DATA RECORDS:

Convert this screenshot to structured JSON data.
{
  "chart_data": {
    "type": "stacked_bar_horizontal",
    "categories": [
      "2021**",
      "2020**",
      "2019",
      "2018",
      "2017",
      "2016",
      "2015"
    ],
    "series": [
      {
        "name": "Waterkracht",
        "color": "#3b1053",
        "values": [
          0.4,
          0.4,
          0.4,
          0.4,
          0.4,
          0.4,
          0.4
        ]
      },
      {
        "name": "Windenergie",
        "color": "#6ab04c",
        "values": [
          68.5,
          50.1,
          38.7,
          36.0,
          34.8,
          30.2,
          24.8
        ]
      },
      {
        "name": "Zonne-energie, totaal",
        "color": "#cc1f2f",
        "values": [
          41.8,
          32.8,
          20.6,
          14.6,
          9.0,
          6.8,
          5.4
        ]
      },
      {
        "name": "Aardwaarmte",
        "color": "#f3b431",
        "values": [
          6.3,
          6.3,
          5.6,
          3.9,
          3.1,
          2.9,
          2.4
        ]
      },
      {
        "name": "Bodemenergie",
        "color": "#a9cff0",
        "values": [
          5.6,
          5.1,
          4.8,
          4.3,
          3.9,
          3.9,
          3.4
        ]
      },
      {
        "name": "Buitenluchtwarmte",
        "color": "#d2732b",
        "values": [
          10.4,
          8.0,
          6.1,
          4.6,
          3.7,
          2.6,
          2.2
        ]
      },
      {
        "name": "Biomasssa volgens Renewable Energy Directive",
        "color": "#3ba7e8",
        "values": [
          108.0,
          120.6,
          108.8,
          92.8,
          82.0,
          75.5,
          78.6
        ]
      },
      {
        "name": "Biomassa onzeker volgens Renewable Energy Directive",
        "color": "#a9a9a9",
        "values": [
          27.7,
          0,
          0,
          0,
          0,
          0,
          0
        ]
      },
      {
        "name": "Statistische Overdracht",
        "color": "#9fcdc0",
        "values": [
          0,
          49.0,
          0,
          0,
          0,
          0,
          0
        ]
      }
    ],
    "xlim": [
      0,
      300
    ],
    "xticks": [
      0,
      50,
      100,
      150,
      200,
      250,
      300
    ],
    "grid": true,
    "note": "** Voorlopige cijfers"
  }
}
--
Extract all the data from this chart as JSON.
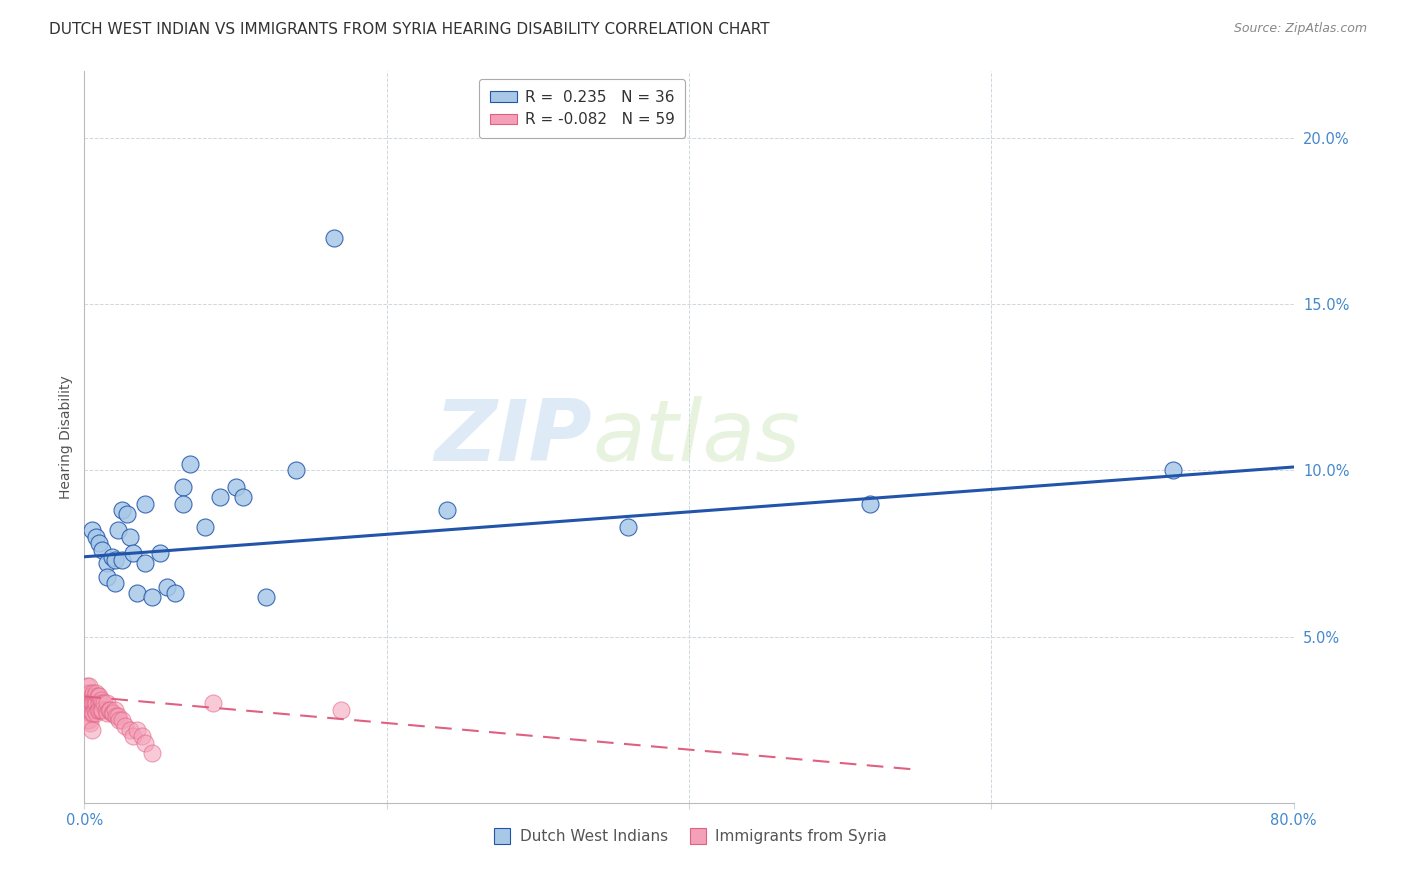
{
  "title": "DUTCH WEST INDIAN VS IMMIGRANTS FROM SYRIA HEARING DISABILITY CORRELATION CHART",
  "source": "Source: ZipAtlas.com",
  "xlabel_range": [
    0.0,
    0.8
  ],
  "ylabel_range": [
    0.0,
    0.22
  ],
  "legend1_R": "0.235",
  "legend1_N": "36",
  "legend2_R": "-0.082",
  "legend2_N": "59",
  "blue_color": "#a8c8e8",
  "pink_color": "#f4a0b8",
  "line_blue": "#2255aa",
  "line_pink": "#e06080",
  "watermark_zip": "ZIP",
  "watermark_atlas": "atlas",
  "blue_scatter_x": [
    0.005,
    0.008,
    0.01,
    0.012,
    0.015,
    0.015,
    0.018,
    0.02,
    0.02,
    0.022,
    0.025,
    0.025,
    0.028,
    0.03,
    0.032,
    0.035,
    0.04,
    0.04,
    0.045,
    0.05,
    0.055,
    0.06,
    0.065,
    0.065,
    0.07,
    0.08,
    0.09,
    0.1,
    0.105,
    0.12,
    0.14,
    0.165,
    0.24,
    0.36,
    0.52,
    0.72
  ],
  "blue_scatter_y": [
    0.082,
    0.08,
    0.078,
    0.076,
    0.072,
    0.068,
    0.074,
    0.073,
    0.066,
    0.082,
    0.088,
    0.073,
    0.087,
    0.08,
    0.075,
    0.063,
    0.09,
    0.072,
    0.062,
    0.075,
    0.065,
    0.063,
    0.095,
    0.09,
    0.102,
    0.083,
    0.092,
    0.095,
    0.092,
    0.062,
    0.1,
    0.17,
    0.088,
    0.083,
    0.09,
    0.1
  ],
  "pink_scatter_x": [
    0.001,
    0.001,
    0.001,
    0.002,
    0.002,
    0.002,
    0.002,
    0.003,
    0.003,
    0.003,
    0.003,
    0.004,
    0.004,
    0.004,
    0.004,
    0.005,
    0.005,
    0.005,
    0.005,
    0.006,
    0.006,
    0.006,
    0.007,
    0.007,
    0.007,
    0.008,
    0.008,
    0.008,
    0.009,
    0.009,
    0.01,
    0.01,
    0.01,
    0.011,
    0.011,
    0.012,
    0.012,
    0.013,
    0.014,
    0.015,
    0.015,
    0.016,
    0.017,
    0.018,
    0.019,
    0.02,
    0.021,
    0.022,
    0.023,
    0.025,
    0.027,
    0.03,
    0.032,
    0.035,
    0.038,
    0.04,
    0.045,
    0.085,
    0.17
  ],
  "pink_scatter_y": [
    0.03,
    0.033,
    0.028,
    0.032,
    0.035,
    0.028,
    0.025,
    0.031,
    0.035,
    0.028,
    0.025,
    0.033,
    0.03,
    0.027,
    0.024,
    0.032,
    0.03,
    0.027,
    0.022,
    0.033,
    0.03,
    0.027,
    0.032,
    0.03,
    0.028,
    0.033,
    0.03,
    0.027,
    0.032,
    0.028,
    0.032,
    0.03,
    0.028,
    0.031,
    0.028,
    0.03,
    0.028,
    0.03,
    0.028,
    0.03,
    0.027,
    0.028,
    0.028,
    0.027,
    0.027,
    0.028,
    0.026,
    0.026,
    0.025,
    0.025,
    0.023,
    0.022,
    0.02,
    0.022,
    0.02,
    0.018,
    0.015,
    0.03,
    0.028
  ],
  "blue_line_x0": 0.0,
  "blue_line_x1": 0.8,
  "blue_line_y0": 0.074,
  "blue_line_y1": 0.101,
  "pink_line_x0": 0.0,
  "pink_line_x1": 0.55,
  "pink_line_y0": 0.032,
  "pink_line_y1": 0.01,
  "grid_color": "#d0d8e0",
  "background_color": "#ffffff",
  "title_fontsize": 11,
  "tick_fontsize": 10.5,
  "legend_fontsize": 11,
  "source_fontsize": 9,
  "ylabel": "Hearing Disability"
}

PROBLEM TO WORK ON: List each line of the records that holds the string "Renewable".

FINISHED TASK:
        "name": "Biomasssa volgens Renewable Energy Directive",
        "name": "Biomassa onzeker volgens Renewable Energy Directive",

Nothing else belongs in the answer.